### Exercise brief
Return the listing below in full, with every line exactly as it is.

Dataset records:
────

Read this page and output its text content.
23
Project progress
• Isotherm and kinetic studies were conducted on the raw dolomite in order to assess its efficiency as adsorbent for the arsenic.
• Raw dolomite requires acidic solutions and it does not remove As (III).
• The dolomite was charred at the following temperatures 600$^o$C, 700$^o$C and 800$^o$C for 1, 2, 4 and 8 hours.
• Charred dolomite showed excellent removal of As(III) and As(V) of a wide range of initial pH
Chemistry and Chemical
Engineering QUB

────

### Exercise answer
Read this page and output its text content.
23
Project progress
• Isotherm and kinetic studies were conducted on the raw dolomite in order to assess its efficiency as adsorbent for the arsenic.
• Raw dolomite requires acidic solutions and it does not remove As (III).
• The dolomite was charred at the following temperatures 600$^o$C, 700$^o$C and 800$^o$C for 1, 2, 4 and 8 hours.
• Charred dolomite showed excellent removal of As(III) and As(V) of a wide range of initial pH
Chemistry and Chemical
Engineering QUB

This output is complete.